- _TASK DIRECTIONS_
State the number of lines below in which the word "into" appears. Nothing else belongs in the answer.

- _RECORDS PROVIDED_
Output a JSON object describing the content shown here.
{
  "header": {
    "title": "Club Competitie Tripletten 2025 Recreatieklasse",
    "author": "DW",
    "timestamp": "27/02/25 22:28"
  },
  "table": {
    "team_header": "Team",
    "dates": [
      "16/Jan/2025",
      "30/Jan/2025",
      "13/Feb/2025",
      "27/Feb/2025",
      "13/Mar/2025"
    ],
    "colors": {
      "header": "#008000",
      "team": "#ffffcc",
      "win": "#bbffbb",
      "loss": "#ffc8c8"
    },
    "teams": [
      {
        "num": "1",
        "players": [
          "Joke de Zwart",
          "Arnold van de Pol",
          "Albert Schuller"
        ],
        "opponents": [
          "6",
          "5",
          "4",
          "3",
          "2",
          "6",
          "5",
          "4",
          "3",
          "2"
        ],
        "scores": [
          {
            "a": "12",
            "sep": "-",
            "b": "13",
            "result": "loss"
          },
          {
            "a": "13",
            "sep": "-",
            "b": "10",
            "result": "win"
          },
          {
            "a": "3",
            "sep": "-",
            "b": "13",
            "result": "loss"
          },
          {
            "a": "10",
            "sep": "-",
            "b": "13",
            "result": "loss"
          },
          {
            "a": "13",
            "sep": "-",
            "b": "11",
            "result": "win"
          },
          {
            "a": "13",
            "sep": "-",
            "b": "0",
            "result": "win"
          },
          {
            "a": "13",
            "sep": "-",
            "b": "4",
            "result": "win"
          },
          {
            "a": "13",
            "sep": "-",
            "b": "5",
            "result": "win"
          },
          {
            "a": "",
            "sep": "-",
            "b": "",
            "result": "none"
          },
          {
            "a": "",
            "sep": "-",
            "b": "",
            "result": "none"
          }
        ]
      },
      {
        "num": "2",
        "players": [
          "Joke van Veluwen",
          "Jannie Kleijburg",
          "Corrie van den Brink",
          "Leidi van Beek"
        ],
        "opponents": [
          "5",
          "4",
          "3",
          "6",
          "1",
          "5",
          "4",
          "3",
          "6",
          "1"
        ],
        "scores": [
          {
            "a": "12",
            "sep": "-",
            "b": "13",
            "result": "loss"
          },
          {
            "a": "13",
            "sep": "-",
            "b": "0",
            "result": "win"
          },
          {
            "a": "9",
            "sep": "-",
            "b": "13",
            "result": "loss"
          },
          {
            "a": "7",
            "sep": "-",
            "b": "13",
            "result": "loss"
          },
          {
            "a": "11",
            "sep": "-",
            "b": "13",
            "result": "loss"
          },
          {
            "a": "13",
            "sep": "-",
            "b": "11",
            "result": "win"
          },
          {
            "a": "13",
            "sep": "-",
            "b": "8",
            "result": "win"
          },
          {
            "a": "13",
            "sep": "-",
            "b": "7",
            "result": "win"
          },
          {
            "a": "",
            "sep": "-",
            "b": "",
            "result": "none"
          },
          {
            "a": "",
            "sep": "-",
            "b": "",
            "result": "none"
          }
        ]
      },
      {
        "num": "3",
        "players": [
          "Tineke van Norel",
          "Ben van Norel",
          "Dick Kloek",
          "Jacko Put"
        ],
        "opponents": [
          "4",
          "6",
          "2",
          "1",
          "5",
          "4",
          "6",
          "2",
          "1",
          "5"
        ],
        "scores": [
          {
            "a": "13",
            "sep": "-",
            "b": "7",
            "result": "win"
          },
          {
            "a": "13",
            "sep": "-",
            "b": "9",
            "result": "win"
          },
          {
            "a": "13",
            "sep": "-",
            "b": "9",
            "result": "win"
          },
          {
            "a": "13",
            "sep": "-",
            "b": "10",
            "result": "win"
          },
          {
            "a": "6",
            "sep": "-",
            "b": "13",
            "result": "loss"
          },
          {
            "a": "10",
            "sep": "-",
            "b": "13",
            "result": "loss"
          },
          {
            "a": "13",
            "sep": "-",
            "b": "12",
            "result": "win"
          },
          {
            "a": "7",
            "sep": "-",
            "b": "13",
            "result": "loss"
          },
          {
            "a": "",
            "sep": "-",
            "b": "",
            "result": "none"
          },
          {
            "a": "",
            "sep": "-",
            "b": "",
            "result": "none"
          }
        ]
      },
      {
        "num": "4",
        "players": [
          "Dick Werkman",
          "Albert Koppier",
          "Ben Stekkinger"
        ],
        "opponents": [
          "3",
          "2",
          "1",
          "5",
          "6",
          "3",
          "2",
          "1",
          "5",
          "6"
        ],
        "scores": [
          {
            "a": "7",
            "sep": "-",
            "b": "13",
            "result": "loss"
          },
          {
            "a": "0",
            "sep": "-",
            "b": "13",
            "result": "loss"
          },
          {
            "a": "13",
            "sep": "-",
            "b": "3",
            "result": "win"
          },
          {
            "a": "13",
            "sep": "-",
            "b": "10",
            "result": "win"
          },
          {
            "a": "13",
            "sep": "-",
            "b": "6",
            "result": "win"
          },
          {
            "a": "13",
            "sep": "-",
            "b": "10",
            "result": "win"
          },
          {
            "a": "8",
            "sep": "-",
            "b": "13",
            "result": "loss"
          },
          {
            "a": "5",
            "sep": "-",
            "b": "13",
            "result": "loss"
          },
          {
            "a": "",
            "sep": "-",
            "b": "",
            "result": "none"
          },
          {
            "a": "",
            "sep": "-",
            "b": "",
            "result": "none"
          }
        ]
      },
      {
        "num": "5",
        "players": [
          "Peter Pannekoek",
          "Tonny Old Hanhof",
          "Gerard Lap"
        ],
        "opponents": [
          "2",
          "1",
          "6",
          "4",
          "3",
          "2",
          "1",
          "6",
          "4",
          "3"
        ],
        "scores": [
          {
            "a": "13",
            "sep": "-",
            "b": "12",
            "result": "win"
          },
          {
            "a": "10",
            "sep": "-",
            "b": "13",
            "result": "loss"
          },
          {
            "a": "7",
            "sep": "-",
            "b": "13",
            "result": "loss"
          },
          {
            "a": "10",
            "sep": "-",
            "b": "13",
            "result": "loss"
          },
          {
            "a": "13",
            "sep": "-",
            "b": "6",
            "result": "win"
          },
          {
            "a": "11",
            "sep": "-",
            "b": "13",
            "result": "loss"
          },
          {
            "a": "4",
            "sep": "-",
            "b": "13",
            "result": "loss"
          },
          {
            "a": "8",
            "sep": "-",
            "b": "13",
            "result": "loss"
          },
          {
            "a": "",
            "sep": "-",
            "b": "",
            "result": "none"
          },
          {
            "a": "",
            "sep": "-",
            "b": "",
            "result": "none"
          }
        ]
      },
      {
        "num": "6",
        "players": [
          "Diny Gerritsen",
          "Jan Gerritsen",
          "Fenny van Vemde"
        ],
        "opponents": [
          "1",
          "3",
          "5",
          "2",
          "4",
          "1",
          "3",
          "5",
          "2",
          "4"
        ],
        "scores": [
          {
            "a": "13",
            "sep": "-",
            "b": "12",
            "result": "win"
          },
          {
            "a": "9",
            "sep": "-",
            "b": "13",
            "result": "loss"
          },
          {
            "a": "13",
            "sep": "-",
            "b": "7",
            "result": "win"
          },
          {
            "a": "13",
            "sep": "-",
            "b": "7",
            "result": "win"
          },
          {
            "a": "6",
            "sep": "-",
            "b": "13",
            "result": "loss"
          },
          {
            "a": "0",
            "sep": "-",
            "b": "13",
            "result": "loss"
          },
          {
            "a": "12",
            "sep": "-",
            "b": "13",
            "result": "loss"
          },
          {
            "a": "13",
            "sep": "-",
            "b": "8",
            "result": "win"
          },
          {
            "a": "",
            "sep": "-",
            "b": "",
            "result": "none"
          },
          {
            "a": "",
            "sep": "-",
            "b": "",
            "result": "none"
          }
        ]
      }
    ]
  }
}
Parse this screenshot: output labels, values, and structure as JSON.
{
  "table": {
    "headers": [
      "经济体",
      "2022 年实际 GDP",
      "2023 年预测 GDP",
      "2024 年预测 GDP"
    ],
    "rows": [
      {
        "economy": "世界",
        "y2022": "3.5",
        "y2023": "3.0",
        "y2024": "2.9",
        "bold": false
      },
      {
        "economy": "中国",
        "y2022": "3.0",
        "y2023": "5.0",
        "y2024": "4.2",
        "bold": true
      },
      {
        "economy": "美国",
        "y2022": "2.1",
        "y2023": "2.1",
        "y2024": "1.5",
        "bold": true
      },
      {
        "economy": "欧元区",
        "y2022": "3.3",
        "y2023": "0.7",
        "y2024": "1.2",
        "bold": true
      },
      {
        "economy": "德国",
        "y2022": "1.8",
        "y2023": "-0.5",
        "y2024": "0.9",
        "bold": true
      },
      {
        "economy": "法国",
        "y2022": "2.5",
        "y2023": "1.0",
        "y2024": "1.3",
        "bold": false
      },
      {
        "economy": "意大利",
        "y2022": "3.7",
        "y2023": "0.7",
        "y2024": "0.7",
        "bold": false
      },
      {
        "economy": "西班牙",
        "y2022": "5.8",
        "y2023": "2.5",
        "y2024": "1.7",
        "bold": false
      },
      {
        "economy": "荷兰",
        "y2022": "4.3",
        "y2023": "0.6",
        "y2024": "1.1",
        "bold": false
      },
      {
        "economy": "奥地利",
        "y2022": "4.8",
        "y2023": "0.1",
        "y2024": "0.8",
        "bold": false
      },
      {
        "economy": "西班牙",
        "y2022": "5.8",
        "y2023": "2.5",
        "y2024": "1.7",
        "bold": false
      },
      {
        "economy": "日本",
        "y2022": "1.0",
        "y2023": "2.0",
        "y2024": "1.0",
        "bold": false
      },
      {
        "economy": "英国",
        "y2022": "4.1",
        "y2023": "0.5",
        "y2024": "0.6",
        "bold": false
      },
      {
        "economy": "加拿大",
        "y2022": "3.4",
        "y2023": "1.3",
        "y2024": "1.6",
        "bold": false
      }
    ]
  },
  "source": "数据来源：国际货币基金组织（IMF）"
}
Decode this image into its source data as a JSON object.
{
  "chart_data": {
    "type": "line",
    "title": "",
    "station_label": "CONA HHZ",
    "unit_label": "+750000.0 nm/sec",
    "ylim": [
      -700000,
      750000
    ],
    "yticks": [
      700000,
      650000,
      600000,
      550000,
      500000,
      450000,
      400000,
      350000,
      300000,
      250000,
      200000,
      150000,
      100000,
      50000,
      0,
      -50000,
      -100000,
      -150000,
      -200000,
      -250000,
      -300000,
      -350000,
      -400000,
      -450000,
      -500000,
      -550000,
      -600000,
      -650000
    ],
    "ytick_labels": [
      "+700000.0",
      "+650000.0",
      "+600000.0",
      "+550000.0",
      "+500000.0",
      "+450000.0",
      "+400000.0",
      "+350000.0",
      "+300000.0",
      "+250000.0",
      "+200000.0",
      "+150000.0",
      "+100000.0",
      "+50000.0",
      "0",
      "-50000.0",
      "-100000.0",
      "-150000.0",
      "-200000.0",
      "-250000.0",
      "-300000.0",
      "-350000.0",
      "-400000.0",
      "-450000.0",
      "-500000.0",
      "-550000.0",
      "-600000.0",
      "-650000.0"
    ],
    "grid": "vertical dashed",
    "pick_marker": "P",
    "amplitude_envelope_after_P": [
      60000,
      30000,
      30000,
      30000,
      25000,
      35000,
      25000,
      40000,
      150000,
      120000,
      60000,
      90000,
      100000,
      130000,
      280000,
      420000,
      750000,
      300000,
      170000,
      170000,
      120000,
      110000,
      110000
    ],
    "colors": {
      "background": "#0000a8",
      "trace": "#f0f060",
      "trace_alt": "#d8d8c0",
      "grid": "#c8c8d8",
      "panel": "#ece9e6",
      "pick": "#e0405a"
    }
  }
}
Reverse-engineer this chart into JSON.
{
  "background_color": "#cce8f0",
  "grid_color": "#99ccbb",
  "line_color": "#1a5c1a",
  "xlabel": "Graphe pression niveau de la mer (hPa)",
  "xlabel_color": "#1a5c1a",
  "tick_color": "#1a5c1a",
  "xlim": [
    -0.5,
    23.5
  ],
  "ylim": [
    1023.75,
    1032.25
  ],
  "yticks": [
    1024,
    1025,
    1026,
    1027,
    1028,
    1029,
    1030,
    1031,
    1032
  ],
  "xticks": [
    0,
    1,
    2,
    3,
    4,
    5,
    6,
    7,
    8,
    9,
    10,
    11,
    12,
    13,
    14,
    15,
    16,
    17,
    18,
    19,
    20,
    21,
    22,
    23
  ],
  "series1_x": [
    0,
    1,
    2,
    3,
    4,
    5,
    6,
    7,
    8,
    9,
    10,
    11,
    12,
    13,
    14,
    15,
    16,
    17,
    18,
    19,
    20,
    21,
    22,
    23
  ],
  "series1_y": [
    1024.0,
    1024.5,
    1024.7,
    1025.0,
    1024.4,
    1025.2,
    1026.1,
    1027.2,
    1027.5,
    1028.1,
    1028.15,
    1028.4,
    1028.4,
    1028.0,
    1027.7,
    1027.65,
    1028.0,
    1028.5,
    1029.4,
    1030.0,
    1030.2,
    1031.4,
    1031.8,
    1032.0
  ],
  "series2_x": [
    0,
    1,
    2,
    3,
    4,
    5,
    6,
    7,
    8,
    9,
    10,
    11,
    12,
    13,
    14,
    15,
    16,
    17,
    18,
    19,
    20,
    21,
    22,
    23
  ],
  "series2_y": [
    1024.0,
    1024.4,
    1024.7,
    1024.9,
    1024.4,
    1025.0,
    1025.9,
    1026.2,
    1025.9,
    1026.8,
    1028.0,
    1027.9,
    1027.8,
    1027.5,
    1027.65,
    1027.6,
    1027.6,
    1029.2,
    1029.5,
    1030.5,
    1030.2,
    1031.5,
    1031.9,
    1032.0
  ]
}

- _TASK OUTPUT_
2